* **PROBLEM TO WORK ON**:
Skip all pictures, then print the remaining material exactly.

▬▬▬

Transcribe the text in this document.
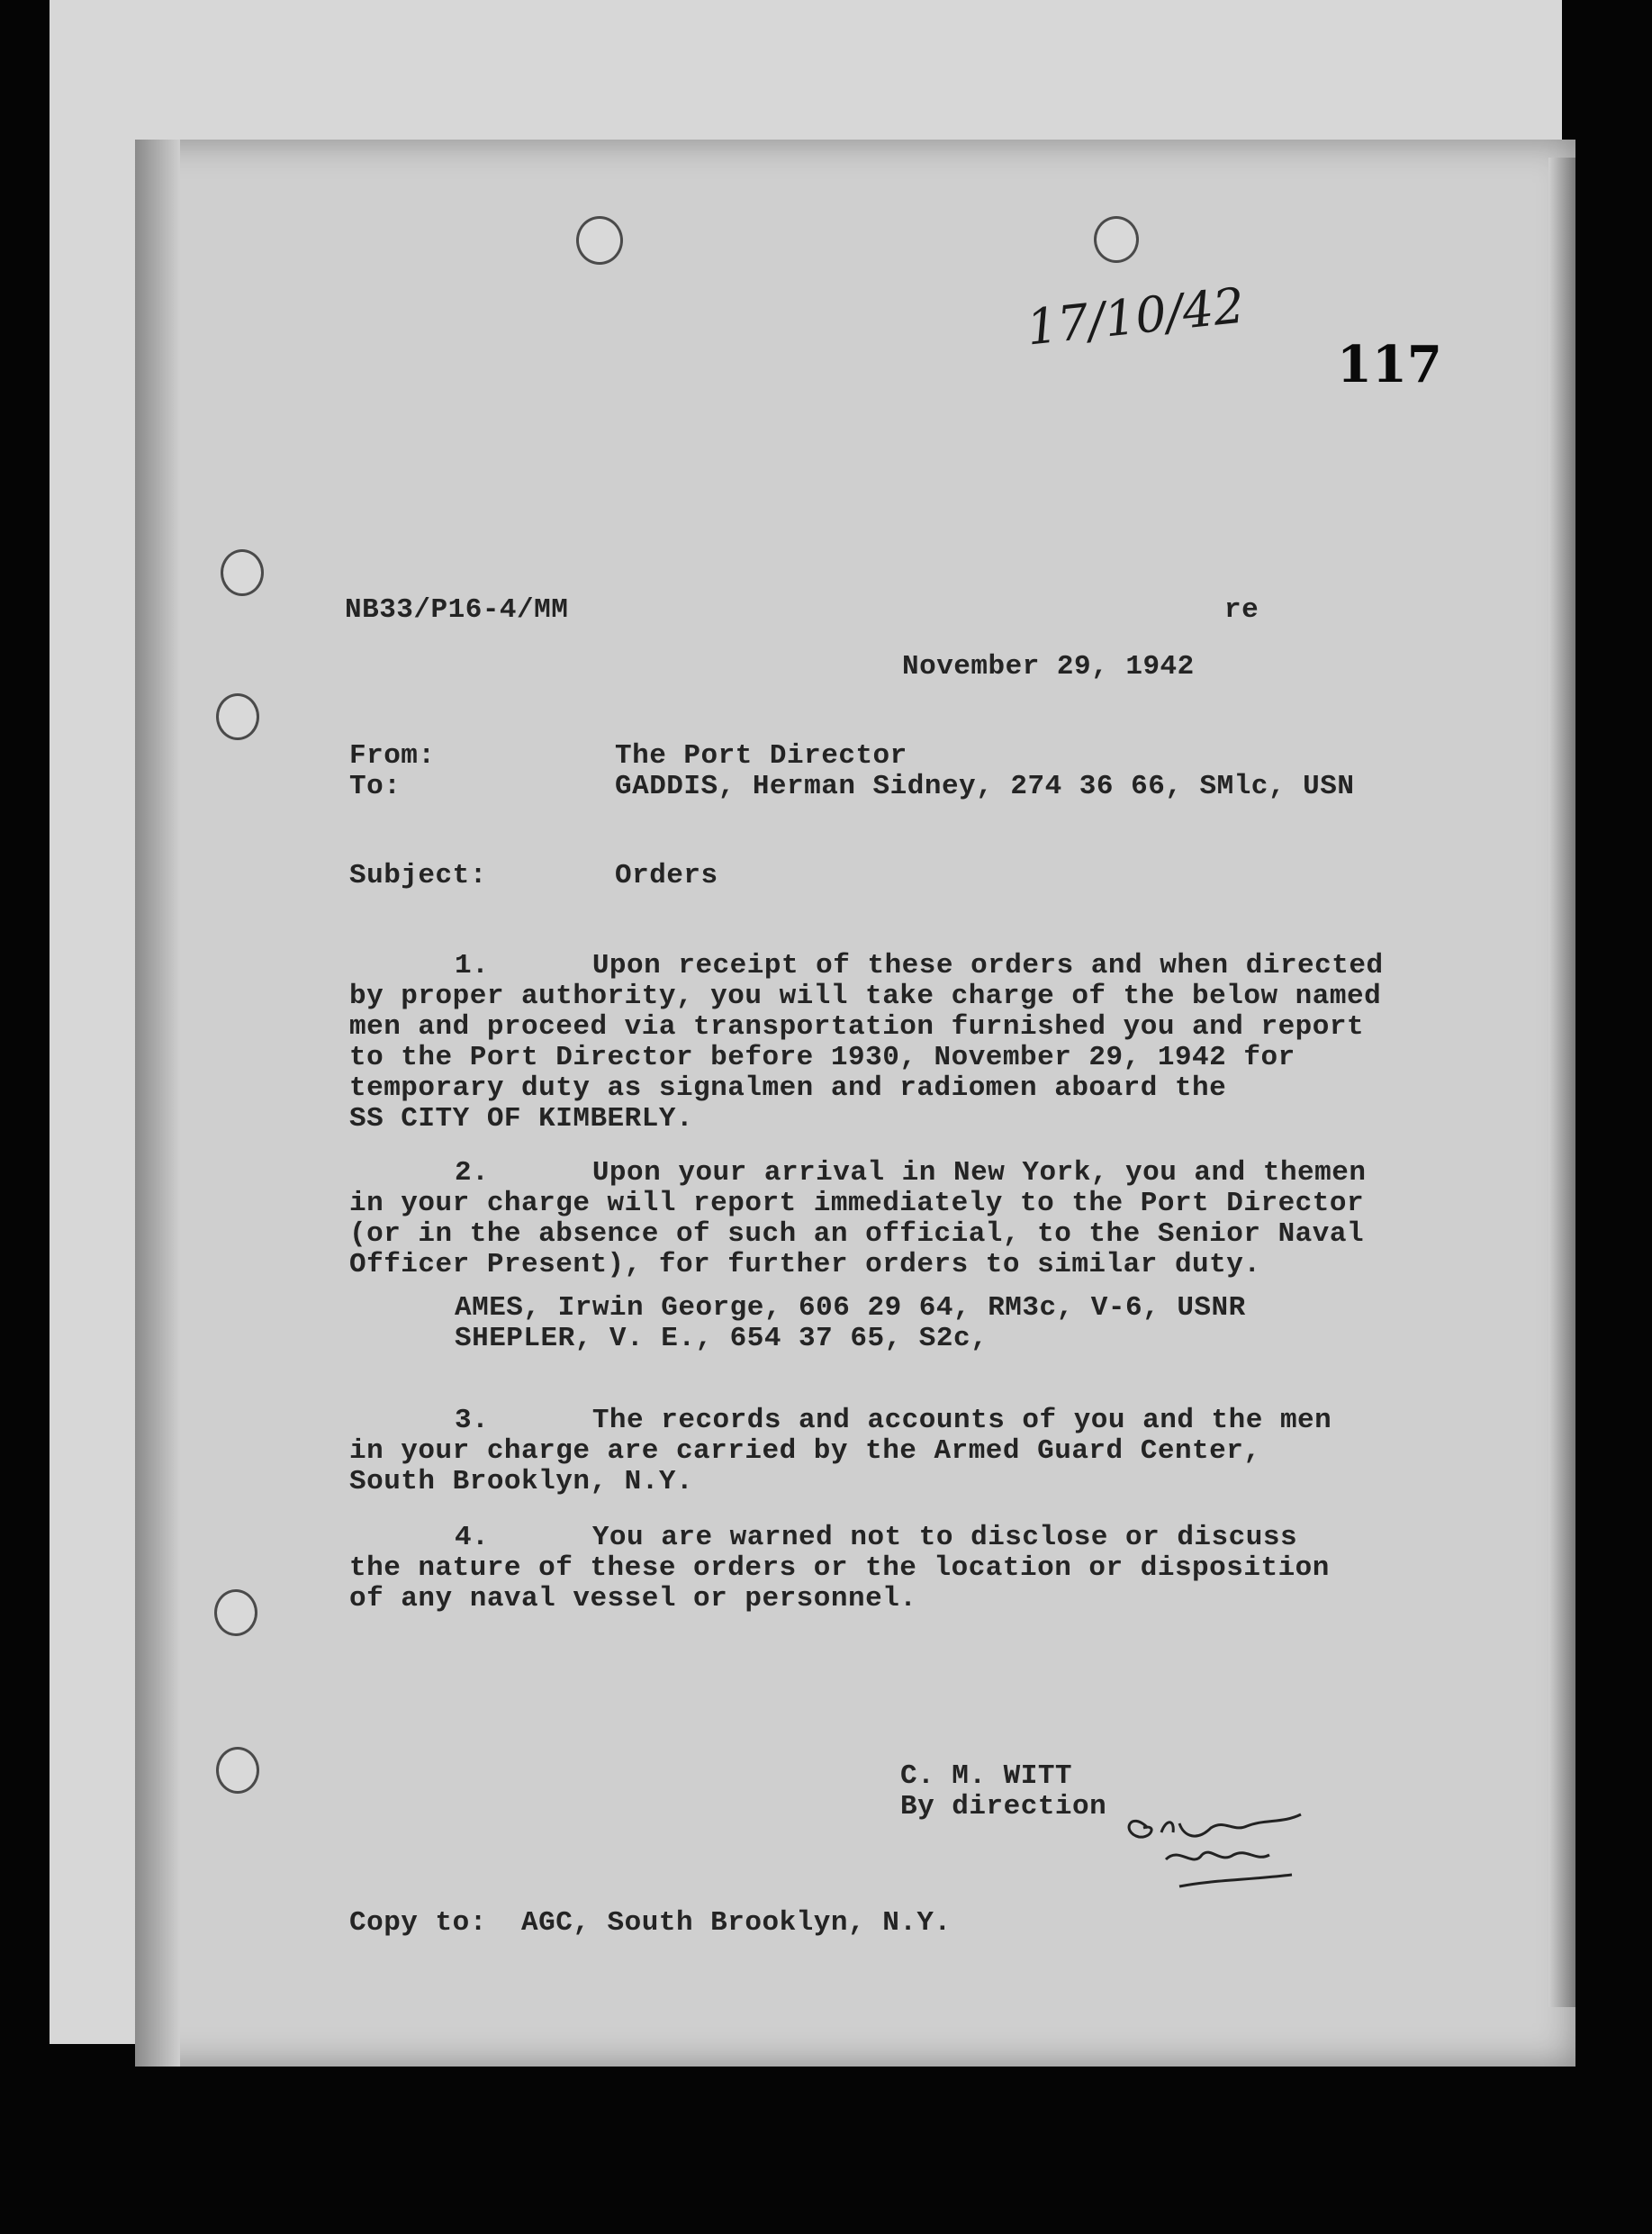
17/10/42
117
NB33/P16-4/MM	re
November 29, 1942
From:	The Port Director
To:	GADDIS, Herman Sidney, 274 36 66, SMlc, USN
Subject:	Orders
1.      Upon receipt of these orders and when directed
by proper authority, you will take charge of the below named
men and proceed via transportation furnished you and report
to the Port Director before 1930, November 29, 1942 for
temporary duty as signalmen and radiomen aboard the
SS CITY OF KIMBERLY.
2.      Upon your arrival in New York, you and themen
in your charge will report immediately to the Port Director
(or in the absence of such an official, to the Senior Naval
Officer Present), for further orders to similar duty.
AMES, Irwin George, 606 29 64, RM3c, V-6, USNR
SHEPLER, V. E., 654 37 65, S2c,
3.      The records and accounts of you and the men
in your charge are carried by the Armed Guard Center,
South Brooklyn, N.Y.
4.      You are warned not to disclose or discuss
the nature of these orders or the location or disposition
of any naval vessel or personnel.
C. M. WITT
By direction
Copy to:  AGC, South Brooklyn, N.Y.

▬▬▬

* **WRITTEN ANSWER**:
Transcribe the text in this document.
17/10/42
117
NB33/P16-4/MM	re
November 29, 1942
From:	The Port Director
To:	GADDIS, Herman Sidney, 274 36 66, SMlc, USN
Subject:	Orders
1.      Upon receipt of these orders and when directed
by proper authority, you will take charge of the below named
men and proceed via transportation furnished you and report
to the Port Director before 1930, November 29, 1942 for
temporary duty as signalmen and radiomen aboard the
SS CITY OF KIMBERLY.
2.      Upon your arrival in New York, you and themen
in your charge will report immediately to the Port Director
(or in the absence of such an official, to the Senior Naval
Officer Present), for further orders to similar duty.
AMES, Irwin George, 606 29 64, RM3c, V-6, USNR
SHEPLER, V. E., 654 37 65, S2c,
3.      The records and accounts of you and the men
in your charge are carried by the Armed Guard Center,
South Brooklyn, N.Y.
4.      You are warned not to disclose or discuss
the nature of these orders or the location or disposition
of any naval vessel or personnel.
C. M. WITT
By direction
Copy to:  AGC, South Brooklyn, N.Y.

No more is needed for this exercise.